* _RECORD SET_
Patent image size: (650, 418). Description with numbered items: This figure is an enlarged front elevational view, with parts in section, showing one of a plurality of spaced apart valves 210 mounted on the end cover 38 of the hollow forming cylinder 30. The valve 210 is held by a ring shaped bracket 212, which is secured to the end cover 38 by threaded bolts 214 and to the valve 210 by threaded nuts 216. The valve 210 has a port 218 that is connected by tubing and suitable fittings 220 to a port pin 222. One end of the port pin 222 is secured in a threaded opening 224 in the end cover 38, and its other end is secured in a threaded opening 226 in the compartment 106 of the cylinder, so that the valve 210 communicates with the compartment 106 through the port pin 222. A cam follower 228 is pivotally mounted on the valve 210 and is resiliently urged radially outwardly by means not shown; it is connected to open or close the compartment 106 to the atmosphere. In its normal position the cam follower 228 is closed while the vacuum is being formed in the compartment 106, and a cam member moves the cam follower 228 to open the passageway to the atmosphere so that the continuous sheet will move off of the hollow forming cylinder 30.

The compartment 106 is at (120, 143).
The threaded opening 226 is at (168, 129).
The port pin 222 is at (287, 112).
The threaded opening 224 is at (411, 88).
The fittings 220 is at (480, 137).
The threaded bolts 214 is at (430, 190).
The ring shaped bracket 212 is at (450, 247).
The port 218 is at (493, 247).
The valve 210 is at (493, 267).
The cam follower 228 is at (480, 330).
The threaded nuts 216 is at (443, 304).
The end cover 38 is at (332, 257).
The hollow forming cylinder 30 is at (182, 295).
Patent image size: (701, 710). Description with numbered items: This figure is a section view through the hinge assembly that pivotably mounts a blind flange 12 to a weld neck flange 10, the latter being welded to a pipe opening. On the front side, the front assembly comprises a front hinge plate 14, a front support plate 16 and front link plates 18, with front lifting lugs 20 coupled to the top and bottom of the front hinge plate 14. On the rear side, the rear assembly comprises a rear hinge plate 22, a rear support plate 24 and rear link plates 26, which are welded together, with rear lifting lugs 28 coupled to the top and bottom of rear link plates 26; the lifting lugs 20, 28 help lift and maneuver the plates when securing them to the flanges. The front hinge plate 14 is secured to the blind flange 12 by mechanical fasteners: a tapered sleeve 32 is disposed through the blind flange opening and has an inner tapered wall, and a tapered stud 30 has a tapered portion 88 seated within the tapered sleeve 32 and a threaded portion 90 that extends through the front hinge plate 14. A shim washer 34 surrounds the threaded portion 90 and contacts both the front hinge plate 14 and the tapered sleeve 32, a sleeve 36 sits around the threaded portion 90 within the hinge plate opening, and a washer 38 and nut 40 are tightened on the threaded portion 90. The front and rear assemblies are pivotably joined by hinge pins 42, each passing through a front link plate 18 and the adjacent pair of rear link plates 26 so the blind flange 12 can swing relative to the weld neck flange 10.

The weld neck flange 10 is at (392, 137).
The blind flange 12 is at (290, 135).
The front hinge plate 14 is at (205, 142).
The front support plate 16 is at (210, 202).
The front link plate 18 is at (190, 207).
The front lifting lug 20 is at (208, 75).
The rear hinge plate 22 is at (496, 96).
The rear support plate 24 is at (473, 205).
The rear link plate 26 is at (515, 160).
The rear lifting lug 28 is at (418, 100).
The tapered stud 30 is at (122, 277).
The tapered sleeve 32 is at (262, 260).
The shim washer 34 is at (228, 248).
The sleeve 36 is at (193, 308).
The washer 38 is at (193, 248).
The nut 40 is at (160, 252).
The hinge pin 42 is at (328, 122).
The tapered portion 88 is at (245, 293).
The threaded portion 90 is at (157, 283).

* _WRITTEN TASK_
Reproduce every line of both entries above word for word.

* _FINISHED EXERCISE_
Patent image size: (650, 418). Description with numbered items: This figure is an enlarged front elevational view, with parts in section, showing one of a plurality of spaced apart valves 210 mounted on the end cover 38 of the hollow forming cylinder 30. The valve 210 is held by a ring shaped bracket 212, which is secured to the end cover 38 by threaded bolts 214 and to the valve 210 by threaded nuts 216. The valve 210 has a port 218 that is connected by tubing and suitable fittings 220 to a port pin 222. One end of the port pin 222 is secured in a threaded opening 224 in the end cover 38, and its other end is secured in a threaded opening 226 in the compartment 106 of the cylinder, so that the valve 210 communicates with the compartment 106 through the port pin 222. A cam follower 228 is pivotally mounted on the valve 210 and is resiliently urged radially outwardly by means not shown; it is connected to open or close the compartment 106 to the atmosphere. In its normal position the cam follower 228 is closed while the vacuum is being formed in the compartment 106, and a cam member moves the cam follower 228 to open the passageway to the atmosphere so that the continuous sheet will move off of the hollow forming cylinder 30.

The compartment 106 is at (120, 143).
The threaded opening 226 is at (168, 129).
The port pin 222 is at (287, 112).
The threaded opening 224 is at (411, 88).
The fittings 220 is at (480, 137).
The threaded bolts 214 is at (430, 190).
The ring shaped bracket 212 is at (450, 247).
The port 218 is at (493, 247).
The valve 210 is at (493, 267).
The cam follower 228 is at (480, 330).
The threaded nuts 216 is at (443, 304).
The end cover 38 is at (332, 257).
The hollow forming cylinder 30 is at (182, 295).
Patent image size: (701, 710). Description with numbered items: This figure is a section view through the hinge assembly that pivotably mounts a blind flange 12 to a weld neck flange 10, the latter being welded to a pipe opening. On the front side, the front assembly comprises a front hinge plate 14, a front support plate 16 and front link plates 18, with front lifting lugs 20 coupled to the top and bottom of the front hinge plate 14. On the rear side, the rear assembly comprises a rear hinge plate 22, a rear support plate 24 and rear link plates 26, which are welded together, with rear lifting lugs 28 coupled to the top and bottom of rear link plates 26; the lifting lugs 20, 28 help lift and maneuver the plates when securing them to the flanges. The front hinge plate 14 is secured to the blind flange 12 by mechanical fasteners: a tapered sleeve 32 is disposed through the blind flange opening and has an inner tapered wall, and a tapered stud 30 has a tapered portion 88 seated within the tapered sleeve 32 and a threaded portion 90 that extends through the front hinge plate 14. A shim washer 34 surrounds the threaded portion 90 and contacts both the front hinge plate 14 and the tapered sleeve 32, a sleeve 36 sits around the threaded portion 90 within the hinge plate opening, and a washer 38 and nut 40 are tightened on the threaded portion 90. The front and rear assemblies are pivotably joined by hinge pins 42, each passing through a front link plate 18 and the adjacent pair of rear link plates 26 so the blind flange 12 can swing relative to the weld neck flange 10.

The weld neck flange 10 is at (392, 137).
The blind flange 12 is at (290, 135).
The front hinge plate 14 is at (205, 142).
The front support plate 16 is at (210, 202).
The front link plate 18 is at (190, 207).
The front lifting lug 20 is at (208, 75).
The rear hinge plate 22 is at (496, 96).
The rear support plate 24 is at (473, 205).
The rear link plate 26 is at (515, 160).
The rear lifting lug 28 is at (418, 100).
The tapered stud 30 is at (122, 277).
The tapered sleeve 32 is at (262, 260).
The shim washer 34 is at (228, 248).
The sleeve 36 is at (193, 308).
The washer 38 is at (193, 248).
The nut 40 is at (160, 252).
The hinge pin 42 is at (328, 122).
The tapered portion 88 is at (245, 293).
The threaded portion 90 is at (157, 283).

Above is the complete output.